■ **Information given**

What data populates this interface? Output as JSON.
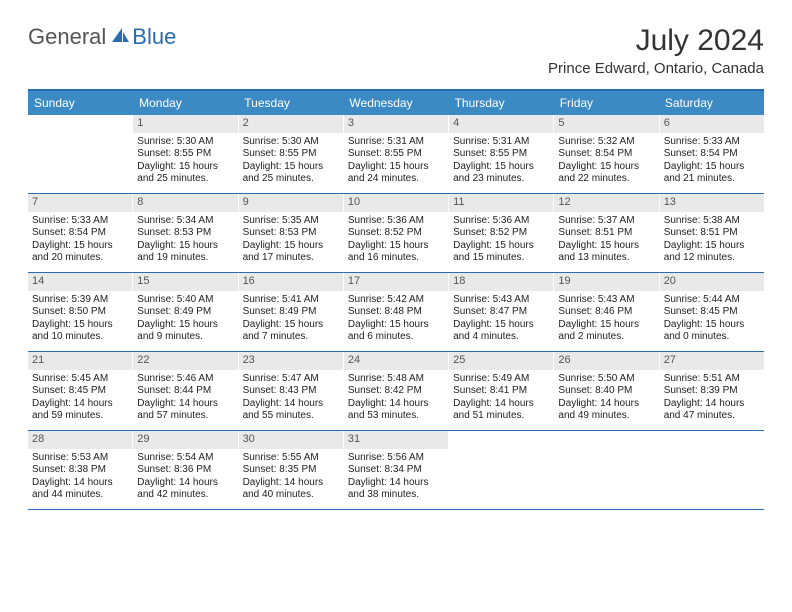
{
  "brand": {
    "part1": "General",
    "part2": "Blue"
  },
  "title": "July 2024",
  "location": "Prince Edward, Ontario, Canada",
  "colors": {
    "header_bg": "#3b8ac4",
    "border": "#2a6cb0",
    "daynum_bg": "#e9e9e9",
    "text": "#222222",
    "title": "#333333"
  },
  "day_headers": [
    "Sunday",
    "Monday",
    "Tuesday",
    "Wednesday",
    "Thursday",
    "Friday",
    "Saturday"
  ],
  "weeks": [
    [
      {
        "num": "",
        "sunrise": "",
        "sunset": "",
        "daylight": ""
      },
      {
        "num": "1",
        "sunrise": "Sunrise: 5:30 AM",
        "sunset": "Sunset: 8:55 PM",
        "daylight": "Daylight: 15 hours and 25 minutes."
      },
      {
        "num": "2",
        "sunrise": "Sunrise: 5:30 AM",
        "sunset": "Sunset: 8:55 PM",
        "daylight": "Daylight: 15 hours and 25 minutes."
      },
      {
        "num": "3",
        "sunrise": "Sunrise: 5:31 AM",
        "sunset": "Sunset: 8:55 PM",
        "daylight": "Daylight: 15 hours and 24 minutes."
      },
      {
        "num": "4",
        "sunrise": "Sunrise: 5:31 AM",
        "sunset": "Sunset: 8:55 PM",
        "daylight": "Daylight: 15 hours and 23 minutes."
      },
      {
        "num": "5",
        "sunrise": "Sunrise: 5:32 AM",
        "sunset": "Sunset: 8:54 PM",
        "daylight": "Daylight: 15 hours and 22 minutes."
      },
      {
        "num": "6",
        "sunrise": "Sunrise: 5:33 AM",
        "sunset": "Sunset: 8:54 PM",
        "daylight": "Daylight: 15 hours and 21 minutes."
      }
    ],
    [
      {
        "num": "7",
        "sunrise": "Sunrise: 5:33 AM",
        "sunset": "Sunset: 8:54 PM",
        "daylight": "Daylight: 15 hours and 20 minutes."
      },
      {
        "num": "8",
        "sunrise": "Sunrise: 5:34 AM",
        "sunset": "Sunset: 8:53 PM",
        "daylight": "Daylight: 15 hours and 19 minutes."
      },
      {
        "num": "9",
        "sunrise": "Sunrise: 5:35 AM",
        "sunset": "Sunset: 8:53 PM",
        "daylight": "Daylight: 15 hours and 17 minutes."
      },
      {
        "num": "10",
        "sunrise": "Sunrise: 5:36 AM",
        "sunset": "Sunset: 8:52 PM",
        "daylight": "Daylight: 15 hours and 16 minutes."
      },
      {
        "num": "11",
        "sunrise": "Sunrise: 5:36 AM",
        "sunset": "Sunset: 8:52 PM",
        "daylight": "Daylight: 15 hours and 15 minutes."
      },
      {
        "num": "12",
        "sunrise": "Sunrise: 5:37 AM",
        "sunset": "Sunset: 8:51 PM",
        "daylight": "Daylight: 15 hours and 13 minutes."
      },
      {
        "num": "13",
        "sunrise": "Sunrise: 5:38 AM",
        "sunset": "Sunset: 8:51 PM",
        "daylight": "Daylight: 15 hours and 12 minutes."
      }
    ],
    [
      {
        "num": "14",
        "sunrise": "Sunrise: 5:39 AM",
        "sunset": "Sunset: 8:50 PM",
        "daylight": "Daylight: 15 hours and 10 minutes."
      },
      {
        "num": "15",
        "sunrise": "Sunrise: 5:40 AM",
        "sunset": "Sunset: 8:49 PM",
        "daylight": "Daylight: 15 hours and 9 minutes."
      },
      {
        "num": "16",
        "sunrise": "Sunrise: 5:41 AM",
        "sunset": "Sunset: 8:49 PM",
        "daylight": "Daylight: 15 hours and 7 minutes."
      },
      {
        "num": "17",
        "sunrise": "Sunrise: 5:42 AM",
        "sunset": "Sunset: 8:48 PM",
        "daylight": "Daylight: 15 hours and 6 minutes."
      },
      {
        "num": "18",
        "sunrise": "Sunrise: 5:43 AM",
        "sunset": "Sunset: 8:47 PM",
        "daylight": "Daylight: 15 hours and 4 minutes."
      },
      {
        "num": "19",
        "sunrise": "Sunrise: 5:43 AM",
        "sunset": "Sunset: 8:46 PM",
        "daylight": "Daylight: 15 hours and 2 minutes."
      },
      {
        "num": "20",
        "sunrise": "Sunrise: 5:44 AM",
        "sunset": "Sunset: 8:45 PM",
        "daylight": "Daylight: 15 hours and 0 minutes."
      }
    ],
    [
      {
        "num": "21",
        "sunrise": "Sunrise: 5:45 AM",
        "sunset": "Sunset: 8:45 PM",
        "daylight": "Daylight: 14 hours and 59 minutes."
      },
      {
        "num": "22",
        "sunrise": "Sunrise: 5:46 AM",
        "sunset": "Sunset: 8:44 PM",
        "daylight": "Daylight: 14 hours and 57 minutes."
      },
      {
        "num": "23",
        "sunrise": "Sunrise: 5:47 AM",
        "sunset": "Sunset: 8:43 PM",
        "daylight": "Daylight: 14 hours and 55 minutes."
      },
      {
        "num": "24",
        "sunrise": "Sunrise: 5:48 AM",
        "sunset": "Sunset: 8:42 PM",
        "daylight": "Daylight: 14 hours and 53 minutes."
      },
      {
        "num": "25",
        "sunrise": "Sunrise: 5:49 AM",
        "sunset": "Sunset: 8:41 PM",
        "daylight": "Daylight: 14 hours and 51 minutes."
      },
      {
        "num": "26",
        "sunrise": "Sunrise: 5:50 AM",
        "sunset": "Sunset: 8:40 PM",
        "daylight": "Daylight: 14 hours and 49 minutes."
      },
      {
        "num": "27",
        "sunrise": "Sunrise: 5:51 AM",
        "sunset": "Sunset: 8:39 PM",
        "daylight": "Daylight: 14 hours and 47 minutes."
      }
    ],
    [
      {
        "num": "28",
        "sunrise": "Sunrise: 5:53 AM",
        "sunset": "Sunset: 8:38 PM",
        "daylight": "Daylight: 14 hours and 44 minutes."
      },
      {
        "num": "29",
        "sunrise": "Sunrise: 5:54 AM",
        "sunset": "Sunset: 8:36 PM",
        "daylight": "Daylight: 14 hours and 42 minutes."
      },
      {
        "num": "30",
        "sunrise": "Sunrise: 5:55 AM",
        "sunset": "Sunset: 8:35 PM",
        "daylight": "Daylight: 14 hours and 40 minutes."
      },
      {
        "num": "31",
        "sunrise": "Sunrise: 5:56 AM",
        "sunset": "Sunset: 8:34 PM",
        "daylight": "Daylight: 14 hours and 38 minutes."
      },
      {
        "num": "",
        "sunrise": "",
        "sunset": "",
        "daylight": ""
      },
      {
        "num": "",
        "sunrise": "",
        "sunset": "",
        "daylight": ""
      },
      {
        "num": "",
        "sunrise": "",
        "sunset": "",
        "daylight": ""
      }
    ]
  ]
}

■ **The task**
Apart from the pictures, the entries above are to be repeated in full and exactly.

■ **Exercise output**
What data populates this interface? Output as JSON.
{
  "brand": {
    "part1": "General",
    "part2": "Blue"
  },
  "title": "July 2024",
  "location": "Prince Edward, Ontario, Canada",
  "colors": {
    "header_bg": "#3b8ac4",
    "border": "#2a6cb0",
    "daynum_bg": "#e9e9e9",
    "text": "#222222",
    "title": "#333333"
  },
  "day_headers": [
    "Sunday",
    "Monday",
    "Tuesday",
    "Wednesday",
    "Thursday",
    "Friday",
    "Saturday"
  ],
  "weeks": [
    [
      {
        "num": "",
        "sunrise": "",
        "sunset": "",
        "daylight": ""
      },
      {
        "num": "1",
        "sunrise": "Sunrise: 5:30 AM",
        "sunset": "Sunset: 8:55 PM",
        "daylight": "Daylight: 15 hours and 25 minutes."
      },
      {
        "num": "2",
        "sunrise": "Sunrise: 5:30 AM",
        "sunset": "Sunset: 8:55 PM",
        "daylight": "Daylight: 15 hours and 25 minutes."
      },
      {
        "num": "3",
        "sunrise": "Sunrise: 5:31 AM",
        "sunset": "Sunset: 8:55 PM",
        "daylight": "Daylight: 15 hours and 24 minutes."
      },
      {
        "num": "4",
        "sunrise": "Sunrise: 5:31 AM",
        "sunset": "Sunset: 8:55 PM",
        "daylight": "Daylight: 15 hours and 23 minutes."
      },
      {
        "num": "5",
        "sunrise": "Sunrise: 5:32 AM",
        "sunset": "Sunset: 8:54 PM",
        "daylight": "Daylight: 15 hours and 22 minutes."
      },
      {
        "num": "6",
        "sunrise": "Sunrise: 5:33 AM",
        "sunset": "Sunset: 8:54 PM",
        "daylight": "Daylight: 15 hours and 21 minutes."
      }
    ],
    [
      {
        "num": "7",
        "sunrise": "Sunrise: 5:33 AM",
        "sunset": "Sunset: 8:54 PM",
        "daylight": "Daylight: 15 hours and 20 minutes."
      },
      {
        "num": "8",
        "sunrise": "Sunrise: 5:34 AM",
        "sunset": "Sunset: 8:53 PM",
        "daylight": "Daylight: 15 hours and 19 minutes."
      },
      {
        "num": "9",
        "sunrise": "Sunrise: 5:35 AM",
        "sunset": "Sunset: 8:53 PM",
        "daylight": "Daylight: 15 hours and 17 minutes."
      },
      {
        "num": "10",
        "sunrise": "Sunrise: 5:36 AM",
        "sunset": "Sunset: 8:52 PM",
        "daylight": "Daylight: 15 hours and 16 minutes."
      },
      {
        "num": "11",
        "sunrise": "Sunrise: 5:36 AM",
        "sunset": "Sunset: 8:52 PM",
        "daylight": "Daylight: 15 hours and 15 minutes."
      },
      {
        "num": "12",
        "sunrise": "Sunrise: 5:37 AM",
        "sunset": "Sunset: 8:51 PM",
        "daylight": "Daylight: 15 hours and 13 minutes."
      },
      {
        "num": "13",
        "sunrise": "Sunrise: 5:38 AM",
        "sunset": "Sunset: 8:51 PM",
        "daylight": "Daylight: 15 hours and 12 minutes."
      }
    ],
    [
      {
        "num": "14",
        "sunrise": "Sunrise: 5:39 AM",
        "sunset": "Sunset: 8:50 PM",
        "daylight": "Daylight: 15 hours and 10 minutes."
      },
      {
        "num": "15",
        "sunrise": "Sunrise: 5:40 AM",
        "sunset": "Sunset: 8:49 PM",
        "daylight": "Daylight: 15 hours and 9 minutes."
      },
      {
        "num": "16",
        "sunrise": "Sunrise: 5:41 AM",
        "sunset": "Sunset: 8:49 PM",
        "daylight": "Daylight: 15 hours and 7 minutes."
      },
      {
        "num": "17",
        "sunrise": "Sunrise: 5:42 AM",
        "sunset": "Sunset: 8:48 PM",
        "daylight": "Daylight: 15 hours and 6 minutes."
      },
      {
        "num": "18",
        "sunrise": "Sunrise: 5:43 AM",
        "sunset": "Sunset: 8:47 PM",
        "daylight": "Daylight: 15 hours and 4 minutes."
      },
      {
        "num": "19",
        "sunrise": "Sunrise: 5:43 AM",
        "sunset": "Sunset: 8:46 PM",
        "daylight": "Daylight: 15 hours and 2 minutes."
      },
      {
        "num": "20",
        "sunrise": "Sunrise: 5:44 AM",
        "sunset": "Sunset: 8:45 PM",
        "daylight": "Daylight: 15 hours and 0 minutes."
      }
    ],
    [
      {
        "num": "21",
        "sunrise": "Sunrise: 5:45 AM",
        "sunset": "Sunset: 8:45 PM",
        "daylight": "Daylight: 14 hours and 59 minutes."
      },
      {
        "num": "22",
        "sunrise": "Sunrise: 5:46 AM",
        "sunset": "Sunset: 8:44 PM",
        "daylight": "Daylight: 14 hours and 57 minutes."
      },
      {
        "num": "23",
        "sunrise": "Sunrise: 5:47 AM",
        "sunset": "Sunset: 8:43 PM",
        "daylight": "Daylight: 14 hours and 55 minutes."
      },
      {
        "num": "24",
        "sunrise": "Sunrise: 5:48 AM",
        "sunset": "Sunset: 8:42 PM",
        "daylight": "Daylight: 14 hours and 53 minutes."
      },
      {
        "num": "25",
        "sunrise": "Sunrise: 5:49 AM",
        "sunset": "Sunset: 8:41 PM",
        "daylight": "Daylight: 14 hours and 51 minutes."
      },
      {
        "num": "26",
        "sunrise": "Sunrise: 5:50 AM",
        "sunset": "Sunset: 8:40 PM",
        "daylight": "Daylight: 14 hours and 49 minutes."
      },
      {
        "num": "27",
        "sunrise": "Sunrise: 5:51 AM",
        "sunset": "Sunset: 8:39 PM",
        "daylight": "Daylight: 14 hours and 47 minutes."
      }
    ],
    [
      {
        "num": "28",
        "sunrise": "Sunrise: 5:53 AM",
        "sunset": "Sunset: 8:38 PM",
        "daylight": "Daylight: 14 hours and 44 minutes."
      },
      {
        "num": "29",
        "sunrise": "Sunrise: 5:54 AM",
        "sunset": "Sunset: 8:36 PM",
        "daylight": "Daylight: 14 hours and 42 minutes."
      },
      {
        "num": "30",
        "sunrise": "Sunrise: 5:55 AM",
        "sunset": "Sunset: 8:35 PM",
        "daylight": "Daylight: 14 hours and 40 minutes."
      },
      {
        "num": "31",
        "sunrise": "Sunrise: 5:56 AM",
        "sunset": "Sunset: 8:34 PM",
        "daylight": "Daylight: 14 hours and 38 minutes."
      },
      {
        "num": "",
        "sunrise": "",
        "sunset": "",
        "daylight": ""
      },
      {
        "num": "",
        "sunrise": "",
        "sunset": "",
        "daylight": ""
      },
      {
        "num": "",
        "sunrise": "",
        "sunset": "",
        "daylight": ""
      }
    ]
  ]
}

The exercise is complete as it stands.